* [REQUESTS]
[1] Decide whether each statement agrees with the article on mission statements, answering yes or no and quoting the exact words of the article that settle it. (a) The author wrote the article in 2014. (b) The article says every mission statement must be written in 140 characters or less. (c) The article credits Inc. for the list of elements a mission statement should contain.
[2] List the elements that the article on mission statements says a mission statement should contain.
[3] Return the passage of the article on mission statements starting at "Formality and a" and ending at "your mission statement.", copied word for word.
++++ SOURCE EXTRACT ++++
Deborah Sweeney – Four tips to help give your business a clearer direction in 2014

It’s still 2013 as I’m writing this, but by the time everyone else reads it, we’ll be closing in on 2014 and kicking off the New Year, working to make good on the resolutions and plans we promised our businesses.

What’s one area to take a closer look at? The company mission statement.

Typically defined as a formal summary of what your organization intends to do in both the short term and long run, mission statements also tend to be woefully outdated thanks to their very definition.

Formality and a lengthy summary can’t hold our attention span the way a down-to-earth and easily tweetable statement can. Now this isn’t to say you need to write everything in 140 characters or less. But if you don’t already have one in place for your business or you have a really stale statement that no longer gels with the direction your company has taken, it might be time to conduct some early spring-cleaning and overhaul your mission statement.

Aim for real and actionable, but also slightly lofty

As mentioned in Inc., mission statements should contain the following four elements: value, inspiration, plausibility and specificity. A simple, concise, grounded and fitting statement that addresses a call to action is the key here. It’s understandable that your statement shouldn’t be too much of a pie-in-the-sky plan for your business (steer clear of “we’ll single-handedly heal the world”-isms).

But a mission statement also needs to inspire just as much as it needs to encourage others to act out on it. Include at least one attainable element that shows how your company can go above and beyond where others may not.
++++ EXCERPTED RECORDS ++++
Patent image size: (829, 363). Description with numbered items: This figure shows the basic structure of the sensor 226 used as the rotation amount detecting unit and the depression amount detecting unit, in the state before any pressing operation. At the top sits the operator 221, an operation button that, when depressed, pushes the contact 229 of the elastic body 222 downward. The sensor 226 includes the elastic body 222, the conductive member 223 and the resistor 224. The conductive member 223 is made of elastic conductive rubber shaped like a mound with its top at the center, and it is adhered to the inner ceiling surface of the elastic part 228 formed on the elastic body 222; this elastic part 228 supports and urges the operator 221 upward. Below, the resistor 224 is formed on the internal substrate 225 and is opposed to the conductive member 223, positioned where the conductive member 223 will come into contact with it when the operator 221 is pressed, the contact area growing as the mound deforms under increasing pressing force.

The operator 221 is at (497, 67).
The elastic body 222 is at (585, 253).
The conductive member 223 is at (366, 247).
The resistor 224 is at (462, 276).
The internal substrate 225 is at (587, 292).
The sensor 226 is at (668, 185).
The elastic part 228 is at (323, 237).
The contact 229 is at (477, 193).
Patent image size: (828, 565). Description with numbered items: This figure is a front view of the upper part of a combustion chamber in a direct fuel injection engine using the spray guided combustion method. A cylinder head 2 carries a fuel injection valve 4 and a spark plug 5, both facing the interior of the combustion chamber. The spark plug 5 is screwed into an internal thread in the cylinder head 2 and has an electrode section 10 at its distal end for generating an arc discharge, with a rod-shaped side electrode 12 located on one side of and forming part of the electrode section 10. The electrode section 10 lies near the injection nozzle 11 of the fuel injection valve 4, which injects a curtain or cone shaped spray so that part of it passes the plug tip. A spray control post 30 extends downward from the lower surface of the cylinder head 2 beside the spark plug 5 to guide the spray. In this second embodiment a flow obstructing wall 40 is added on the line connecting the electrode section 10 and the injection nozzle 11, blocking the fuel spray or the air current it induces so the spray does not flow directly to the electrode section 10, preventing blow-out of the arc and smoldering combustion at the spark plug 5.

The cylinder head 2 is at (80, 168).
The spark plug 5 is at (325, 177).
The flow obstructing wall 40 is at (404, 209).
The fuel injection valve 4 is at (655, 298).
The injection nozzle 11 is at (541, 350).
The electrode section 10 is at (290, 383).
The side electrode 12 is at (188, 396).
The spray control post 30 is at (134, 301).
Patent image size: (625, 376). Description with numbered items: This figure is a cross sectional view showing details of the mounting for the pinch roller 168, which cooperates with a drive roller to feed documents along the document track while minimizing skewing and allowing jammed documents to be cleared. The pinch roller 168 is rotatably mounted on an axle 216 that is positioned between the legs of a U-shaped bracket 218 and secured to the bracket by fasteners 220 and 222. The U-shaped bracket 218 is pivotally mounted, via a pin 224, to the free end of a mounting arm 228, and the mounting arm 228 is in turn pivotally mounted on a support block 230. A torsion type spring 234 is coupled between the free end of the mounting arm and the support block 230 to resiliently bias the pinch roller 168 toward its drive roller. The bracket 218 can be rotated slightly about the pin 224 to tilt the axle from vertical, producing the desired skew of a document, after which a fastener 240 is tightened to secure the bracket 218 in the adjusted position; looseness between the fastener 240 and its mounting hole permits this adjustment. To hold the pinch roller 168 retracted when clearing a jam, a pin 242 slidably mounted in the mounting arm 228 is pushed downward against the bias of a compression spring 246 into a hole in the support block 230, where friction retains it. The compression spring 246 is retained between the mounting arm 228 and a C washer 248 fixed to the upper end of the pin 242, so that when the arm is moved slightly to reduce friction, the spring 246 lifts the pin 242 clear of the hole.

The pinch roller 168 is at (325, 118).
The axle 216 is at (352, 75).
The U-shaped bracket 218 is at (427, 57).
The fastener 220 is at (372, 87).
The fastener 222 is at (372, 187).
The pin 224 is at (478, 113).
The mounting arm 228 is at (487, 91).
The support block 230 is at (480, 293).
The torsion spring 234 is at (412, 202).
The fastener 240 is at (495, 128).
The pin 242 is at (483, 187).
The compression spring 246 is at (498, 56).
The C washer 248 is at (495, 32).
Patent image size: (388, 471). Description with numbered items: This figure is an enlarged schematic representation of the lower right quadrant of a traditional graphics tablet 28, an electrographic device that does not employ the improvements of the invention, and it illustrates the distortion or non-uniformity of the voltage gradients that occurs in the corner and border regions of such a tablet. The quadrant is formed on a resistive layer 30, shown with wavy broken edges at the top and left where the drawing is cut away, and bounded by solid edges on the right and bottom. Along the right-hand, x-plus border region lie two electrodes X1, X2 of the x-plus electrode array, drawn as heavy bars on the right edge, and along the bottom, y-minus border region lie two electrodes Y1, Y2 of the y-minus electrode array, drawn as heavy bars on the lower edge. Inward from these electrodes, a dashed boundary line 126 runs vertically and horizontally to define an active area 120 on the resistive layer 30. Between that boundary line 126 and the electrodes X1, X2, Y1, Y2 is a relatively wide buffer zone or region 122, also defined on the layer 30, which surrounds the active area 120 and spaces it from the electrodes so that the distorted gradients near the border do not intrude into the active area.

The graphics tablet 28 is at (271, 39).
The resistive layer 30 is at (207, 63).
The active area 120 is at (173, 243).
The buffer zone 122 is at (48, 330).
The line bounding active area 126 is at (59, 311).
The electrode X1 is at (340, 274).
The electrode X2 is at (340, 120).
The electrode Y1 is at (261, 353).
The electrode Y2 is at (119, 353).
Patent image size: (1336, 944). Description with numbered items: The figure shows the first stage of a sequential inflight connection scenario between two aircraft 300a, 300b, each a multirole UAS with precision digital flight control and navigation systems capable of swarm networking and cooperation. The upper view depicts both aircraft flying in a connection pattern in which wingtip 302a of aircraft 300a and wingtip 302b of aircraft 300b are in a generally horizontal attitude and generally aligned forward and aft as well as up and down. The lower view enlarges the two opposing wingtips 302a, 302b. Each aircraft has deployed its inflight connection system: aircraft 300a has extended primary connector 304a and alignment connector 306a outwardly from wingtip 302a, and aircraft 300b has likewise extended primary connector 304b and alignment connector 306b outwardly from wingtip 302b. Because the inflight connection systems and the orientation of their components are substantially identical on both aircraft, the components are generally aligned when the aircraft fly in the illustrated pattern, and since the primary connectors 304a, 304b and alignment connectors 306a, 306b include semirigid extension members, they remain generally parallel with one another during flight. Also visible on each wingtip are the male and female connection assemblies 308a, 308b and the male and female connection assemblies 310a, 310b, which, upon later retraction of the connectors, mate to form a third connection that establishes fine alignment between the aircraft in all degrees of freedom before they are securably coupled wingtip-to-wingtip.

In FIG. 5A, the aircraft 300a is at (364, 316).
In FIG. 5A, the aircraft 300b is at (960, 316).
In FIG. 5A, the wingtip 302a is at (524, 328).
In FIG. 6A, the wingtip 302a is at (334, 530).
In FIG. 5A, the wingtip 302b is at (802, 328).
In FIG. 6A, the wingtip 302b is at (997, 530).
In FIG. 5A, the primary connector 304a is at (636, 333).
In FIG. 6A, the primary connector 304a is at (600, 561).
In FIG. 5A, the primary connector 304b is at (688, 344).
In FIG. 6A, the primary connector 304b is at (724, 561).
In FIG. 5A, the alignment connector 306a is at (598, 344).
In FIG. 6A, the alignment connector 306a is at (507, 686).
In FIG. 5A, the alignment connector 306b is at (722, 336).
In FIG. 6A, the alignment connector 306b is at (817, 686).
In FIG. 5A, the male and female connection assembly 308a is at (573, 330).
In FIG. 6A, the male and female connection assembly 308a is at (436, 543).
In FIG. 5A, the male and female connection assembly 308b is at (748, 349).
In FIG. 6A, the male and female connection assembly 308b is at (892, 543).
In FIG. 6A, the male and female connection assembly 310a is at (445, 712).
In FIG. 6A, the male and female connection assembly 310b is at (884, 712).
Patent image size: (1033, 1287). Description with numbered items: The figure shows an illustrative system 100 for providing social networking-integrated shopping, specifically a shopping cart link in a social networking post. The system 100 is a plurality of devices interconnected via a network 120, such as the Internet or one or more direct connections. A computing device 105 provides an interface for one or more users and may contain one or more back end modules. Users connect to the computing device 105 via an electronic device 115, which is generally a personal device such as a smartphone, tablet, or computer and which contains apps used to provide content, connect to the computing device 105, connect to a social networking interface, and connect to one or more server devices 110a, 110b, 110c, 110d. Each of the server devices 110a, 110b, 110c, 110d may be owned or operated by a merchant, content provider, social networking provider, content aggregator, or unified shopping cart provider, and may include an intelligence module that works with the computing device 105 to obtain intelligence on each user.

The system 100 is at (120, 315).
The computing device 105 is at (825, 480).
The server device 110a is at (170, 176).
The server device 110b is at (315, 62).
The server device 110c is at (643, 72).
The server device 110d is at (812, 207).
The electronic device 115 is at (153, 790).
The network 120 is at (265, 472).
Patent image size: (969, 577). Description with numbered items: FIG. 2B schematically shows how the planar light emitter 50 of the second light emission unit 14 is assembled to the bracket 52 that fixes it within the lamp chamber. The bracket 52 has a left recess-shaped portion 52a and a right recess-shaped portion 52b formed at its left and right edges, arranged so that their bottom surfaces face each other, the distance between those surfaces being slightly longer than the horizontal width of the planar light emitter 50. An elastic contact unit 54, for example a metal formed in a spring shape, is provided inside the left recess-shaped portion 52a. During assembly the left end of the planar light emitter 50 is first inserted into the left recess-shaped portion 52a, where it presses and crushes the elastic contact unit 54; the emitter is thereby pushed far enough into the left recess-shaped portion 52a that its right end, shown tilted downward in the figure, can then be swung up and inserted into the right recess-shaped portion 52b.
++++
* [EXPECTED ANSWERS]
[1]
(a) No: "It’s still 2013 as I’m writing this"
(b) No: "Now this isn’t to say you need to write everything in 140 characters or less."
(c) Yes: "As mentioned in Inc., mission statements should contain the following four elements"

[2] value, inspiration, plausibility, specificity

[3]
Formality and a lengthy summary can’t hold our attention span the way a down-to-earth and easily tweetable statement can. Now this isn’t to say you need to write everything in 140 characters or less. But if you don’t already have one in place for your business or you have a really stale statement that no longer gels with the direction your company has taken, it might be time to conduct some early spring-cleaning and overhaul your mission statement.